• Problem details: Make an exact copy of each entry, leaving out every picture.

• Available data:
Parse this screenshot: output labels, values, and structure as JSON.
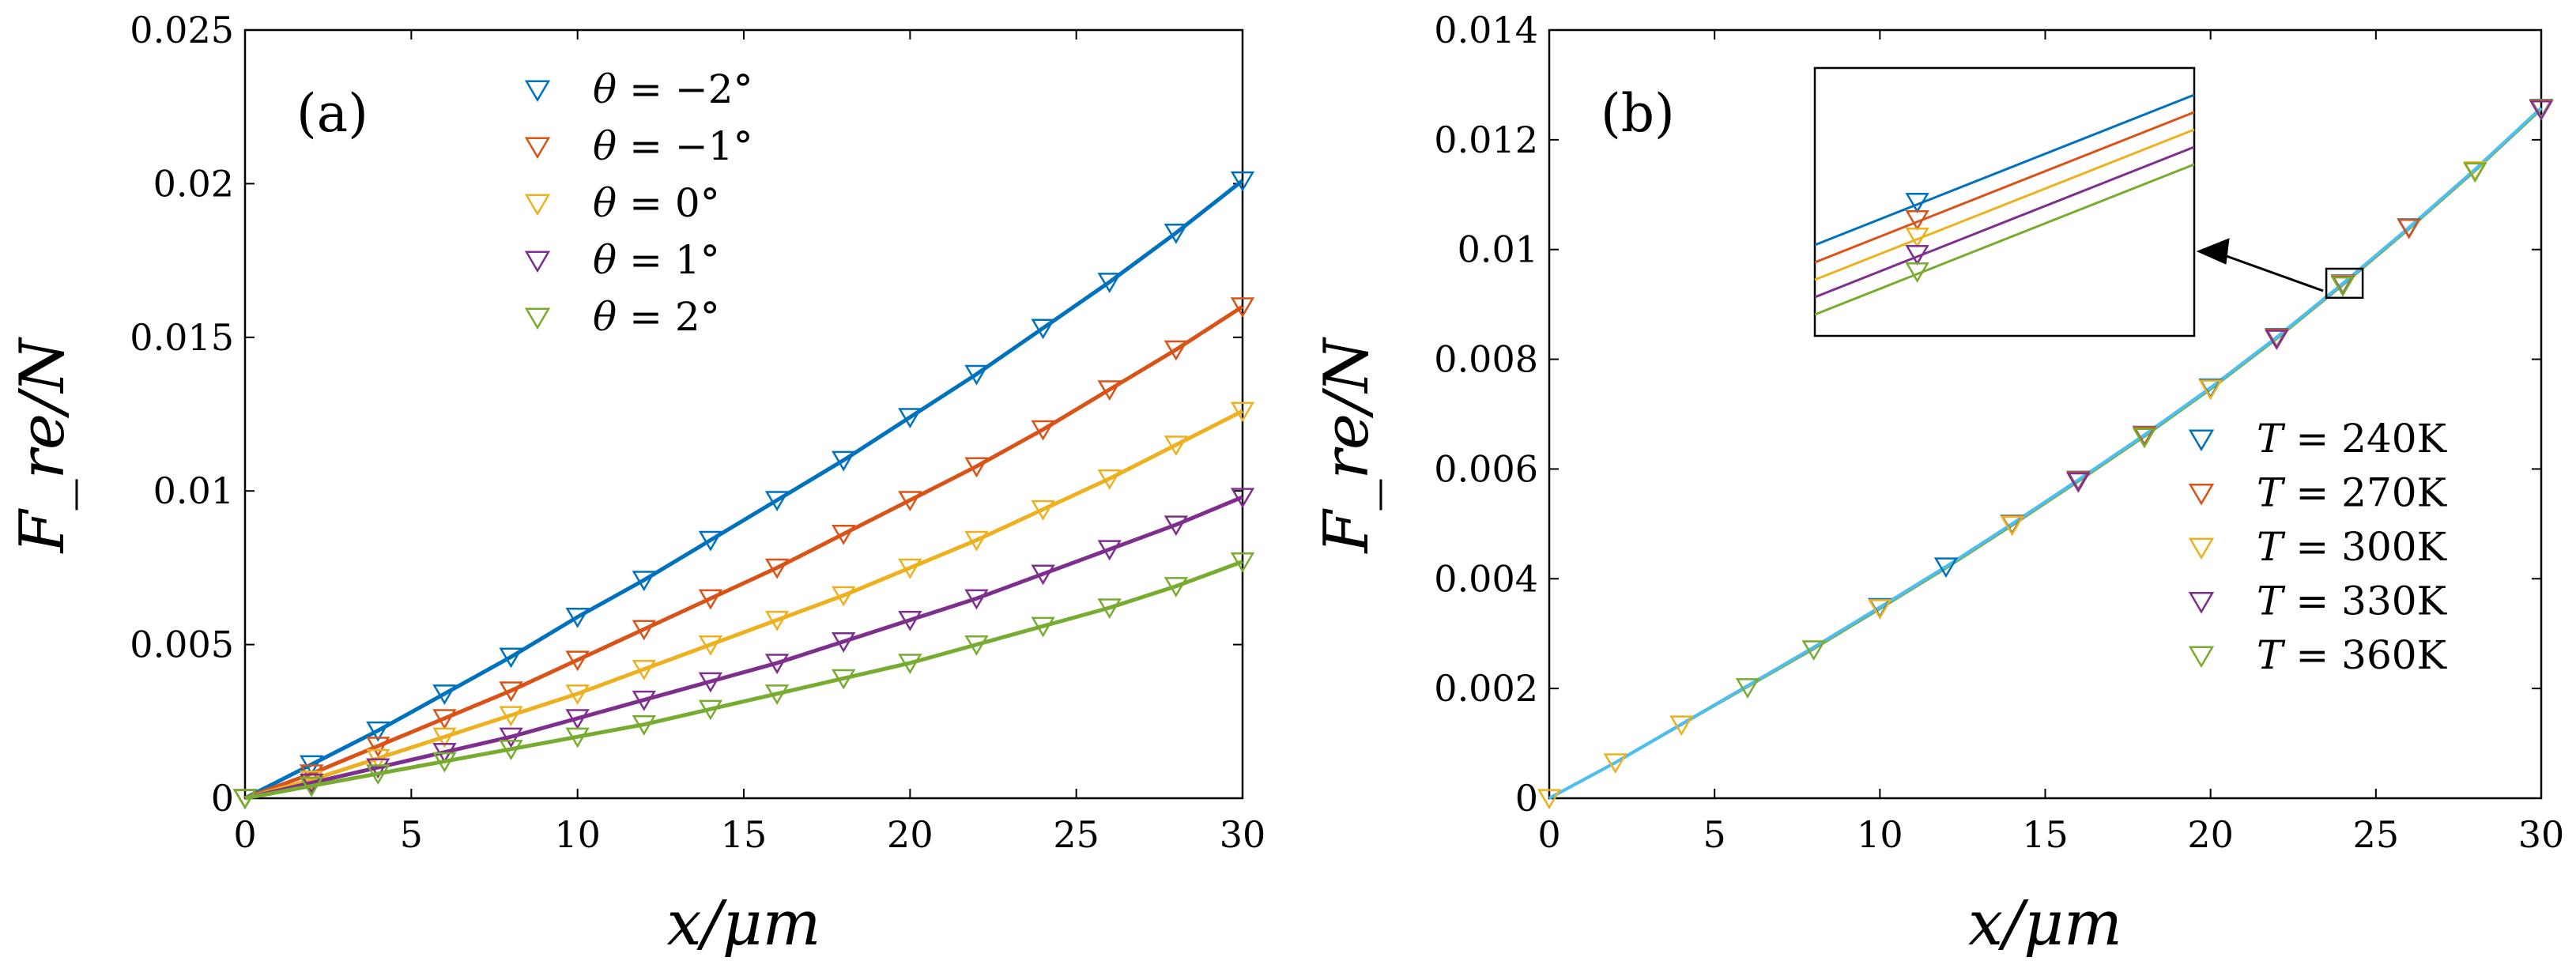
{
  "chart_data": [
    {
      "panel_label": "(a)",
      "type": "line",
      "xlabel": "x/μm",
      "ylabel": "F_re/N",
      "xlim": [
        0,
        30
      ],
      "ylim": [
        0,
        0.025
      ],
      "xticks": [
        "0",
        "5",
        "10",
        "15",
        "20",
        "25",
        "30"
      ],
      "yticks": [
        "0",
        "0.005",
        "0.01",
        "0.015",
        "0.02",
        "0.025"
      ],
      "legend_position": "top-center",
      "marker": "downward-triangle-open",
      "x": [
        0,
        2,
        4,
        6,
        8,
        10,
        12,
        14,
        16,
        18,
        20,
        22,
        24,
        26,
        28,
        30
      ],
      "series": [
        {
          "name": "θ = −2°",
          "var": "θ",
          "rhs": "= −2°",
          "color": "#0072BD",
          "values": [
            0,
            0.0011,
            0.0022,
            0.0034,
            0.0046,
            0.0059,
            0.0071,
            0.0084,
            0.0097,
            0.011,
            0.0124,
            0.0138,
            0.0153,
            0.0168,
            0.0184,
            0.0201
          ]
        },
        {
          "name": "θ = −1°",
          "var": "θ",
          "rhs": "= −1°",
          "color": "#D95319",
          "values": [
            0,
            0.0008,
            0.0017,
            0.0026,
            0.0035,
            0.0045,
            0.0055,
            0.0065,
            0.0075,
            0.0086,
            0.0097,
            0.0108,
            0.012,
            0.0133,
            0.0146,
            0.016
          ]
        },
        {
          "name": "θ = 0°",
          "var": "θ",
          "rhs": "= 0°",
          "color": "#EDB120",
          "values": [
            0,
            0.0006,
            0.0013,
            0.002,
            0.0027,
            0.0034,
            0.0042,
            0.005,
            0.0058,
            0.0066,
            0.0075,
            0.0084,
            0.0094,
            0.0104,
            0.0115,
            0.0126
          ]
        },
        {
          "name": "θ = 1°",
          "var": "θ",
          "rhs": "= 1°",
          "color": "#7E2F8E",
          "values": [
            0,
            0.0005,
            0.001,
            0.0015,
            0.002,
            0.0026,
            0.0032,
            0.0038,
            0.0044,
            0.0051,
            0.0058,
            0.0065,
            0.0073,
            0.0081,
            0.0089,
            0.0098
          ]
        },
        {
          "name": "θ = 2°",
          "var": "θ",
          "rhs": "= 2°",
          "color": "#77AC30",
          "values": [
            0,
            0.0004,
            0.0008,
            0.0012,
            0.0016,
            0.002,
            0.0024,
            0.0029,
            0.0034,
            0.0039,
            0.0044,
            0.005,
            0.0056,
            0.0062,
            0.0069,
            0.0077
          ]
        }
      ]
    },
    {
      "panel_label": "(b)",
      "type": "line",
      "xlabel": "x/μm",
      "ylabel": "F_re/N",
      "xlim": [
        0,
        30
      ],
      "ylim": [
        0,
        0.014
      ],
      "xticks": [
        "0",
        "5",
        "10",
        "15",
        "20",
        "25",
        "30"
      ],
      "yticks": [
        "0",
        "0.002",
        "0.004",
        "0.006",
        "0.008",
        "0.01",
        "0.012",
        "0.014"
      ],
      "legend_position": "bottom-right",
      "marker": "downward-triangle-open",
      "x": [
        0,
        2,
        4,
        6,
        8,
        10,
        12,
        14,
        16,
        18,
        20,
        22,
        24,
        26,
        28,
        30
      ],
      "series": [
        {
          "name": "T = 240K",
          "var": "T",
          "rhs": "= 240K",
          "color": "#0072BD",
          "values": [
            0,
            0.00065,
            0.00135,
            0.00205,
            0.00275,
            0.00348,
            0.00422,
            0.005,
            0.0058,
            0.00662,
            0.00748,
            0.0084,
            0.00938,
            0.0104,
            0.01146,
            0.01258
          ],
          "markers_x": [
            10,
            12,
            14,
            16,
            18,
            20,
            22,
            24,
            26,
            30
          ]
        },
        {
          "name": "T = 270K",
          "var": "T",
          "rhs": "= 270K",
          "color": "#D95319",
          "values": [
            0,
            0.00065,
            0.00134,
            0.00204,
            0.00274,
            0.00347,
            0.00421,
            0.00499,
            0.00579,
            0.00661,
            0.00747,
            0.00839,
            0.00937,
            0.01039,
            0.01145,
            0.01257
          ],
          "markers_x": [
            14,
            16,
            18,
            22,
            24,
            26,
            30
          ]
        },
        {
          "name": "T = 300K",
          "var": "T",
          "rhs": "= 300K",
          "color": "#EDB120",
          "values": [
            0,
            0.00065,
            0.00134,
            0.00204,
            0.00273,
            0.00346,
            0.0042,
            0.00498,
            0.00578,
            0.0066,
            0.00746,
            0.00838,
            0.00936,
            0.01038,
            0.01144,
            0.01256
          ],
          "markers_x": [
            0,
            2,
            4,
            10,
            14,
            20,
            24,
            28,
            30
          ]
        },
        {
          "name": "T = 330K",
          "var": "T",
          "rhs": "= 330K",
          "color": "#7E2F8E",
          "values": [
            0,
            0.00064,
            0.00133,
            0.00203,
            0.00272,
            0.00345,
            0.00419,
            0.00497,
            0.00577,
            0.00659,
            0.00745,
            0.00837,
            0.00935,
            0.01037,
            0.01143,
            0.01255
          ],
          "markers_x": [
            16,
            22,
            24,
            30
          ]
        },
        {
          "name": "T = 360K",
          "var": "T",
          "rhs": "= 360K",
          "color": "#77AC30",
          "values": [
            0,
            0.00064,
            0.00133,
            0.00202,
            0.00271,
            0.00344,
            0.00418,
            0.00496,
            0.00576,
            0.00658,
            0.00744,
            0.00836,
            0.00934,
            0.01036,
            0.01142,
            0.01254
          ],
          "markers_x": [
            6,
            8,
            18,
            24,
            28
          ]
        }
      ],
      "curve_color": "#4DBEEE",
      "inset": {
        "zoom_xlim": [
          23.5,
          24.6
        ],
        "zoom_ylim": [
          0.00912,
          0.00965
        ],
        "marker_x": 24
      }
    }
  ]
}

• Task answer:
Parse this screenshot: output labels, values, and structure as JSON.
{
  "chart_data": [
    {
      "panel_label": "(a)",
      "type": "line",
      "xlabel": "x/μm",
      "ylabel": "F_re/N",
      "xlim": [
        0,
        30
      ],
      "ylim": [
        0,
        0.025
      ],
      "xticks": [
        "0",
        "5",
        "10",
        "15",
        "20",
        "25",
        "30"
      ],
      "yticks": [
        "0",
        "0.005",
        "0.01",
        "0.015",
        "0.02",
        "0.025"
      ],
      "legend_position": "top-center",
      "marker": "downward-triangle-open",
      "x": [
        0,
        2,
        4,
        6,
        8,
        10,
        12,
        14,
        16,
        18,
        20,
        22,
        24,
        26,
        28,
        30
      ],
      "series": [
        {
          "name": "θ = −2°",
          "var": "θ",
          "rhs": "= −2°",
          "color": "#0072BD",
          "values": [
            0,
            0.0011,
            0.0022,
            0.0034,
            0.0046,
            0.0059,
            0.0071,
            0.0084,
            0.0097,
            0.011,
            0.0124,
            0.0138,
            0.0153,
            0.0168,
            0.0184,
            0.0201
          ]
        },
        {
          "name": "θ = −1°",
          "var": "θ",
          "rhs": "= −1°",
          "color": "#D95319",
          "values": [
            0,
            0.0008,
            0.0017,
            0.0026,
            0.0035,
            0.0045,
            0.0055,
            0.0065,
            0.0075,
            0.0086,
            0.0097,
            0.0108,
            0.012,
            0.0133,
            0.0146,
            0.016
          ]
        },
        {
          "name": "θ = 0°",
          "var": "θ",
          "rhs": "= 0°",
          "color": "#EDB120",
          "values": [
            0,
            0.0006,
            0.0013,
            0.002,
            0.0027,
            0.0034,
            0.0042,
            0.005,
            0.0058,
            0.0066,
            0.0075,
            0.0084,
            0.0094,
            0.0104,
            0.0115,
            0.0126
          ]
        },
        {
          "name": "θ = 1°",
          "var": "θ",
          "rhs": "= 1°",
          "color": "#7E2F8E",
          "values": [
            0,
            0.0005,
            0.001,
            0.0015,
            0.002,
            0.0026,
            0.0032,
            0.0038,
            0.0044,
            0.0051,
            0.0058,
            0.0065,
            0.0073,
            0.0081,
            0.0089,
            0.0098
          ]
        },
        {
          "name": "θ = 2°",
          "var": "θ",
          "rhs": "= 2°",
          "color": "#77AC30",
          "values": [
            0,
            0.0004,
            0.0008,
            0.0012,
            0.0016,
            0.002,
            0.0024,
            0.0029,
            0.0034,
            0.0039,
            0.0044,
            0.005,
            0.0056,
            0.0062,
            0.0069,
            0.0077
          ]
        }
      ]
    },
    {
      "panel_label": "(b)",
      "type": "line",
      "xlabel": "x/μm",
      "ylabel": "F_re/N",
      "xlim": [
        0,
        30
      ],
      "ylim": [
        0,
        0.014
      ],
      "xticks": [
        "0",
        "5",
        "10",
        "15",
        "20",
        "25",
        "30"
      ],
      "yticks": [
        "0",
        "0.002",
        "0.004",
        "0.006",
        "0.008",
        "0.01",
        "0.012",
        "0.014"
      ],
      "legend_position": "bottom-right",
      "marker": "downward-triangle-open",
      "x": [
        0,
        2,
        4,
        6,
        8,
        10,
        12,
        14,
        16,
        18,
        20,
        22,
        24,
        26,
        28,
        30
      ],
      "series": [
        {
          "name": "T = 240K",
          "var": "T",
          "rhs": "= 240K",
          "color": "#0072BD",
          "values": [
            0,
            0.00065,
            0.00135,
            0.00205,
            0.00275,
            0.00348,
            0.00422,
            0.005,
            0.0058,
            0.00662,
            0.00748,
            0.0084,
            0.00938,
            0.0104,
            0.01146,
            0.01258
          ],
          "markers_x": [
            10,
            12,
            14,
            16,
            18,
            20,
            22,
            24,
            26,
            30
          ]
        },
        {
          "name": "T = 270K",
          "var": "T",
          "rhs": "= 270K",
          "color": "#D95319",
          "values": [
            0,
            0.00065,
            0.00134,
            0.00204,
            0.00274,
            0.00347,
            0.00421,
            0.00499,
            0.00579,
            0.00661,
            0.00747,
            0.00839,
            0.00937,
            0.01039,
            0.01145,
            0.01257
          ],
          "markers_x": [
            14,
            16,
            18,
            22,
            24,
            26,
            30
          ]
        },
        {
          "name": "T = 300K",
          "var": "T",
          "rhs": "= 300K",
          "color": "#EDB120",
          "values": [
            0,
            0.00065,
            0.00134,
            0.00204,
            0.00273,
            0.00346,
            0.0042,
            0.00498,
            0.00578,
            0.0066,
            0.00746,
            0.00838,
            0.00936,
            0.01038,
            0.01144,
            0.01256
          ],
          "markers_x": [
            0,
            2,
            4,
            10,
            14,
            20,
            24,
            28,
            30
          ]
        },
        {
          "name": "T = 330K",
          "var": "T",
          "rhs": "= 330K",
          "color": "#7E2F8E",
          "values": [
            0,
            0.00064,
            0.00133,
            0.00203,
            0.00272,
            0.00345,
            0.00419,
            0.00497,
            0.00577,
            0.00659,
            0.00745,
            0.00837,
            0.00935,
            0.01037,
            0.01143,
            0.01255
          ],
          "markers_x": [
            16,
            22,
            24,
            30
          ]
        },
        {
          "name": "T = 360K",
          "var": "T",
          "rhs": "= 360K",
          "color": "#77AC30",
          "values": [
            0,
            0.00064,
            0.00133,
            0.00202,
            0.00271,
            0.00344,
            0.00418,
            0.00496,
            0.00576,
            0.00658,
            0.00744,
            0.00836,
            0.00934,
            0.01036,
            0.01142,
            0.01254
          ],
          "markers_x": [
            6,
            8,
            18,
            24,
            28
          ]
        }
      ],
      "curve_color": "#4DBEEE",
      "inset": {
        "zoom_xlim": [
          23.5,
          24.6
        ],
        "zoom_ylim": [
          0.00912,
          0.00965
        ],
        "marker_x": 24
      }
    }
  ]
}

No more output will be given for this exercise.